▸ What you are asked to do
Filter the entries below, keeping only lines with the word "Entre".

▸ Provided data

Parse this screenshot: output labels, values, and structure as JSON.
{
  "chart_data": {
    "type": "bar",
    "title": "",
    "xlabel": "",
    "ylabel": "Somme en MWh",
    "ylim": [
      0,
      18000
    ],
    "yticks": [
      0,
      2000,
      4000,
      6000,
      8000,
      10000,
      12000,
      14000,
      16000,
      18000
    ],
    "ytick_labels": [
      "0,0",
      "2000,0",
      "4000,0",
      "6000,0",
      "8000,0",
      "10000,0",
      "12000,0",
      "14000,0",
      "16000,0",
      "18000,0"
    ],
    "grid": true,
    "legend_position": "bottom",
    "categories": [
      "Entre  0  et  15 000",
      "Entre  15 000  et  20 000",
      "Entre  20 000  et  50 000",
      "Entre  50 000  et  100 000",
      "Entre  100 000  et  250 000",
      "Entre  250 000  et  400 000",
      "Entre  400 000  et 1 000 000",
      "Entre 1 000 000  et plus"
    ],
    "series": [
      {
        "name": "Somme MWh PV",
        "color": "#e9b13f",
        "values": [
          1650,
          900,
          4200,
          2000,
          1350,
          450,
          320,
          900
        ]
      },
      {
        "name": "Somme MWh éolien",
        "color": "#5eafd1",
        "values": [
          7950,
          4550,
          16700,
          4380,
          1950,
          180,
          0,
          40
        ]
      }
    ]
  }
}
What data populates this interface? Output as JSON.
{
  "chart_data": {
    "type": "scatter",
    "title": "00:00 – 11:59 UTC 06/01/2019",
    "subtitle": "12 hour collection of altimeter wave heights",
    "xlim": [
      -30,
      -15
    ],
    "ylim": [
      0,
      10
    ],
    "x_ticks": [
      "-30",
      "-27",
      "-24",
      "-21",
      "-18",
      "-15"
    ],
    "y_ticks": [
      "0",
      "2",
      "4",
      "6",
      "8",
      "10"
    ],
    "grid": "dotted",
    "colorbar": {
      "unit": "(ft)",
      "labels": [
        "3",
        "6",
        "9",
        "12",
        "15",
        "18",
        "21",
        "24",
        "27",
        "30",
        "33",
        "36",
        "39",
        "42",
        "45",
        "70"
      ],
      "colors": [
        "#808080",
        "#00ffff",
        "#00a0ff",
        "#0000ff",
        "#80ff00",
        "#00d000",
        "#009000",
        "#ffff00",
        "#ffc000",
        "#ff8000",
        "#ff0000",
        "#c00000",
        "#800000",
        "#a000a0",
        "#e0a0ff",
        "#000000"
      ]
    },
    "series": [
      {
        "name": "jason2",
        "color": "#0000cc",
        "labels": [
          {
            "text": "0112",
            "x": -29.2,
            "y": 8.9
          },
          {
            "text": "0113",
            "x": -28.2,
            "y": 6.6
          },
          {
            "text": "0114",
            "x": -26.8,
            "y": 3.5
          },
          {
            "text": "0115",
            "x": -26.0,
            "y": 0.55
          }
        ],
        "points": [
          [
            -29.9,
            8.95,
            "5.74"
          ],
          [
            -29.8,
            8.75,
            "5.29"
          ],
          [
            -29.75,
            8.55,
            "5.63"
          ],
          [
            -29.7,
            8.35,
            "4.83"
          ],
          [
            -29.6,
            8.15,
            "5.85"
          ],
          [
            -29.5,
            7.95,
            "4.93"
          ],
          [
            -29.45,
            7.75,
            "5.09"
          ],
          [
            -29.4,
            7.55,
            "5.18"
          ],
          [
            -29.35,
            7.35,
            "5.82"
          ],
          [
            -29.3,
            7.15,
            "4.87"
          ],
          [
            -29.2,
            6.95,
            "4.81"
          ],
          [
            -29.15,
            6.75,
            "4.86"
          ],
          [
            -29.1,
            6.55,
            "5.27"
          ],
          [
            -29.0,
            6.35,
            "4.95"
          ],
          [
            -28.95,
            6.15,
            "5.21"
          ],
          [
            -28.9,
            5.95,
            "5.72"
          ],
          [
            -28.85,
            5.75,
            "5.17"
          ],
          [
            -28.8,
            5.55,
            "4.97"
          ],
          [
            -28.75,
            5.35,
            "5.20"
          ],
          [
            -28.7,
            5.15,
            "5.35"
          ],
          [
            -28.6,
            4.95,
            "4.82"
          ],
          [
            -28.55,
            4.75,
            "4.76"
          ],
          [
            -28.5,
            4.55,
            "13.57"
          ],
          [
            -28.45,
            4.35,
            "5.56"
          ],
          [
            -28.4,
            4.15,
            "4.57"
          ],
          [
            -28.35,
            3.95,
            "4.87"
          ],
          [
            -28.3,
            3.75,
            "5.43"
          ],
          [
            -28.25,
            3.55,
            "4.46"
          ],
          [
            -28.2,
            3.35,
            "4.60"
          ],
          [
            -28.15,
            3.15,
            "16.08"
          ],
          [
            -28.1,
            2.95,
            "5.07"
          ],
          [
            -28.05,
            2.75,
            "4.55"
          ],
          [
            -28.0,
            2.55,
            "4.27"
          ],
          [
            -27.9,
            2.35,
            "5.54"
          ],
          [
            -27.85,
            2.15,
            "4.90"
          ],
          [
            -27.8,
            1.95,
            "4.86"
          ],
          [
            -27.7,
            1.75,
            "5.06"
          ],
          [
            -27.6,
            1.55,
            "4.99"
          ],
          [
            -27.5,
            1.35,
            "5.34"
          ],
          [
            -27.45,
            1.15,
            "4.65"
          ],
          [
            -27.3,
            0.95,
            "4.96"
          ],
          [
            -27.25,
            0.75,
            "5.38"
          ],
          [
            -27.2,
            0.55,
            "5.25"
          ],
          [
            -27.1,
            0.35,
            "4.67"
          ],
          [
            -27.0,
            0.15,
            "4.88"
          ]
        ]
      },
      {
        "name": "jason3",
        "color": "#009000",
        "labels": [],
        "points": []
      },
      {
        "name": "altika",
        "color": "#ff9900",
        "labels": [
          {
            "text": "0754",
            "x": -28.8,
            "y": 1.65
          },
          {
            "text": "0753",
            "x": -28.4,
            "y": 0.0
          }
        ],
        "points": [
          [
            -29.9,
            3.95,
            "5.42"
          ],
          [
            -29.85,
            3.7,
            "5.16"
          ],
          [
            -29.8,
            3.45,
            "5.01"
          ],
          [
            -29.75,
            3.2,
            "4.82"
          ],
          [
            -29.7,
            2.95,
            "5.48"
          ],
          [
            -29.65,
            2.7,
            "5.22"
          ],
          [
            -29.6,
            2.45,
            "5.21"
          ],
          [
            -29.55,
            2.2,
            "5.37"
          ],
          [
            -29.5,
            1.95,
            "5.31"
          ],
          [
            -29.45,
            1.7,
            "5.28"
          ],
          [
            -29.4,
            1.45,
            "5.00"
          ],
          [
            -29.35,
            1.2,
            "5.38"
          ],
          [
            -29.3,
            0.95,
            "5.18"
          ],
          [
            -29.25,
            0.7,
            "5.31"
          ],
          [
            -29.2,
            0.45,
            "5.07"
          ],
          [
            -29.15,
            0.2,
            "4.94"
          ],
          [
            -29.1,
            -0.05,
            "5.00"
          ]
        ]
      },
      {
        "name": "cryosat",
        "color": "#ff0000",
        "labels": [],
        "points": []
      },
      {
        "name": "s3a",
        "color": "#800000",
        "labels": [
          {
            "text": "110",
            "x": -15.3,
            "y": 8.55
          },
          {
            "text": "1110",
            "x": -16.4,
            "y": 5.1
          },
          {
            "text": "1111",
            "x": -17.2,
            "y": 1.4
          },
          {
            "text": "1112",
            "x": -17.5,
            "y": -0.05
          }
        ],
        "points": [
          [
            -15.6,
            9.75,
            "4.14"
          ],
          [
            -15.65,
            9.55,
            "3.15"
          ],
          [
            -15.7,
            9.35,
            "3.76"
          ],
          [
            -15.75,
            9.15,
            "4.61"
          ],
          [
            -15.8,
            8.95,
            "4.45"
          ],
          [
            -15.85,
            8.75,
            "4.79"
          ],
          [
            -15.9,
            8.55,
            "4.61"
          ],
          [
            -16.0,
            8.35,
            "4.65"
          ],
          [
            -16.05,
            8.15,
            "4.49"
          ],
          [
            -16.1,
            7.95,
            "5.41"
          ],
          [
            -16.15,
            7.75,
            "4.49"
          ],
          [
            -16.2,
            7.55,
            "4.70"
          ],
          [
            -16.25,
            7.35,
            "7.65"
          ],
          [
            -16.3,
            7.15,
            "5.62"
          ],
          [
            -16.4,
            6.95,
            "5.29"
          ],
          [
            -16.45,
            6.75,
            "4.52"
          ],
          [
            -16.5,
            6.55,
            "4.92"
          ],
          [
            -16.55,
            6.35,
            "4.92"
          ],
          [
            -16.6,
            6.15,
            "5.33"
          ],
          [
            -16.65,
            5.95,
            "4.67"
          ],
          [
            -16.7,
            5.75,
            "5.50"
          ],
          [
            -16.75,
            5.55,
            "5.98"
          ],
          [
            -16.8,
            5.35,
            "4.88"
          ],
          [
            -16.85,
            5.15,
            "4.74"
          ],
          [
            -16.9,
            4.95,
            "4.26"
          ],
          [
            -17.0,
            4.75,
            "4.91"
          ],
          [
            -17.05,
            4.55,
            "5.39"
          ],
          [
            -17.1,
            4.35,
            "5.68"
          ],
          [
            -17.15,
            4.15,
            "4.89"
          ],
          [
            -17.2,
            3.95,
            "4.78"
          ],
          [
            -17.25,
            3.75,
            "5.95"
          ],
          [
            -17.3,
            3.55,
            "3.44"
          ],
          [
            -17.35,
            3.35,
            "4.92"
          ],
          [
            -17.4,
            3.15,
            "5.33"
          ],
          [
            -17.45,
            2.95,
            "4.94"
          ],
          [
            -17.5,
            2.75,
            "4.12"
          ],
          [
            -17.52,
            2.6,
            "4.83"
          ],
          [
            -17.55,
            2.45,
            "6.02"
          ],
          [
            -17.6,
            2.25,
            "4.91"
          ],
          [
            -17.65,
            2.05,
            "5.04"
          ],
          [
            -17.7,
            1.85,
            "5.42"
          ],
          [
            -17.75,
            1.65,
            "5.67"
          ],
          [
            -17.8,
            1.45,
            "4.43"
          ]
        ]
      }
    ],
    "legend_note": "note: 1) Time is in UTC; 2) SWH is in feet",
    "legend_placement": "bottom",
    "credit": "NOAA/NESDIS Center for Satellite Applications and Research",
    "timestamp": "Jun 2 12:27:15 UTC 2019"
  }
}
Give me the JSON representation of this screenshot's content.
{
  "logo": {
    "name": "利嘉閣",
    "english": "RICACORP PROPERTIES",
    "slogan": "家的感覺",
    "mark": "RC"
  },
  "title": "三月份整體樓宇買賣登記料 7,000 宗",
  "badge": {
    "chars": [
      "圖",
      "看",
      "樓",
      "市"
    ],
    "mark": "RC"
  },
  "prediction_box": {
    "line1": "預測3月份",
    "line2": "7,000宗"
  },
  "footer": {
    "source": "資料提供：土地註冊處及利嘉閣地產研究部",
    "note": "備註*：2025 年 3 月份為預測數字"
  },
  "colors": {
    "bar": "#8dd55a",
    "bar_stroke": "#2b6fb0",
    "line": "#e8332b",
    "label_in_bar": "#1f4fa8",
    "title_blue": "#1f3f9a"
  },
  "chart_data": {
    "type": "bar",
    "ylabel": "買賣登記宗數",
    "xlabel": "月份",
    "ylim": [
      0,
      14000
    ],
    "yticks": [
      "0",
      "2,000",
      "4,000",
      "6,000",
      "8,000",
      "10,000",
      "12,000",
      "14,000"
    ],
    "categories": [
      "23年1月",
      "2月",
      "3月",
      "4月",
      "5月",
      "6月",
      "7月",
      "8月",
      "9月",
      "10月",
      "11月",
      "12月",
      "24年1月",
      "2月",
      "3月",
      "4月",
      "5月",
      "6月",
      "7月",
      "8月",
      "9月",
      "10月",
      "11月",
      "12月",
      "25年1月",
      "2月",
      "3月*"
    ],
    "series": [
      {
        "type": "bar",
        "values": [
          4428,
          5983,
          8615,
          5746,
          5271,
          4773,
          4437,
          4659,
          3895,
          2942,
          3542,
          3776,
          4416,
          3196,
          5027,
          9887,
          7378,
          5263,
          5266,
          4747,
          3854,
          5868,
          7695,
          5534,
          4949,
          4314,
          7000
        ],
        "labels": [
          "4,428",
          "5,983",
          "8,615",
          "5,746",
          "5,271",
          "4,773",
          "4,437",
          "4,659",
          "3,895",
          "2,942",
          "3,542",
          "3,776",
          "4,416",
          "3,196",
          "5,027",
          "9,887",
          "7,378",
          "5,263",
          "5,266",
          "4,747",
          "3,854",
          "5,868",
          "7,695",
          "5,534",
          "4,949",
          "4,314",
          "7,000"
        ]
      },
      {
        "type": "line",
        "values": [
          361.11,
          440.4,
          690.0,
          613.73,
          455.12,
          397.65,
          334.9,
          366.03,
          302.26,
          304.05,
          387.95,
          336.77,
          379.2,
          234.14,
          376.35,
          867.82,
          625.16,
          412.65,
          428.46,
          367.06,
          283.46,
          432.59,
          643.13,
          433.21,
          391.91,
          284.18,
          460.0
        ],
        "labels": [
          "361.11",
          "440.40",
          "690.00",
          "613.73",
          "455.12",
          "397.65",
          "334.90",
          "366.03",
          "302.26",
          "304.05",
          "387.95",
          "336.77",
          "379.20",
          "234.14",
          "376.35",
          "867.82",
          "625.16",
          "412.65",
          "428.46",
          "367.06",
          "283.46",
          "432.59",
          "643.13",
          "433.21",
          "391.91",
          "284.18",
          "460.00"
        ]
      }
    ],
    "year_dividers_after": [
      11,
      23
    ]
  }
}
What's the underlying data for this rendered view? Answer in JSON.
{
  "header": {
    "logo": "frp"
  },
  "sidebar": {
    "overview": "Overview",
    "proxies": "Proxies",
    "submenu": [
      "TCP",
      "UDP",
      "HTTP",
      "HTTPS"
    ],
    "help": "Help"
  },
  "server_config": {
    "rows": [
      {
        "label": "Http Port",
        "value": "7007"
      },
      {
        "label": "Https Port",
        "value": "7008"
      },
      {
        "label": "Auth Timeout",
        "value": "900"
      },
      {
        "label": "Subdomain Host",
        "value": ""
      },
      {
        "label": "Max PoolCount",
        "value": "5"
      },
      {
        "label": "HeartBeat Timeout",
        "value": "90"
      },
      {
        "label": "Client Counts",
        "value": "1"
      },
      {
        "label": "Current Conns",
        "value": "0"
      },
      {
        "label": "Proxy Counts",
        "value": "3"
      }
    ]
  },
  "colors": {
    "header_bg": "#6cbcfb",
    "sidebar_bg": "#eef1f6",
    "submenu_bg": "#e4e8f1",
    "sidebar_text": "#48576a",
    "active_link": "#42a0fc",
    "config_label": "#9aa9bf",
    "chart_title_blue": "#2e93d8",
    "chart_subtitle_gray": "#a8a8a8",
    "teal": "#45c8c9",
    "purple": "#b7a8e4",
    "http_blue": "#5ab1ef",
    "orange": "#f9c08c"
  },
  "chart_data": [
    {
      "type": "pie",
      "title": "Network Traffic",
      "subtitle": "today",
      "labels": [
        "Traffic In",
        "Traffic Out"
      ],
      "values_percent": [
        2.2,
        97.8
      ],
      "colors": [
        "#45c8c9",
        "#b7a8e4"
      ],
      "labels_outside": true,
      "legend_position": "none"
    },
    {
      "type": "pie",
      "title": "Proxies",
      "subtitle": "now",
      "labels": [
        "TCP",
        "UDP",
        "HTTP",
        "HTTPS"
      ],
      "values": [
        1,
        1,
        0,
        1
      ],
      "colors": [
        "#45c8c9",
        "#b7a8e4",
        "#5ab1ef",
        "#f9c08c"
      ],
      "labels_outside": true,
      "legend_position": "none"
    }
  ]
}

▸ Exercise response
      "Entre  0  et  15 000",
      "Entre  15 000  et  20 000",
      "Entre  20 000  et  50 000",
      "Entre  50 000  et  100 000",
      "Entre  100 000  et  250 000",
      "Entre  250 000  et  400 000",
      "Entre  400 000  et 1 000 000",
      "Entre 1 000 000  et plus"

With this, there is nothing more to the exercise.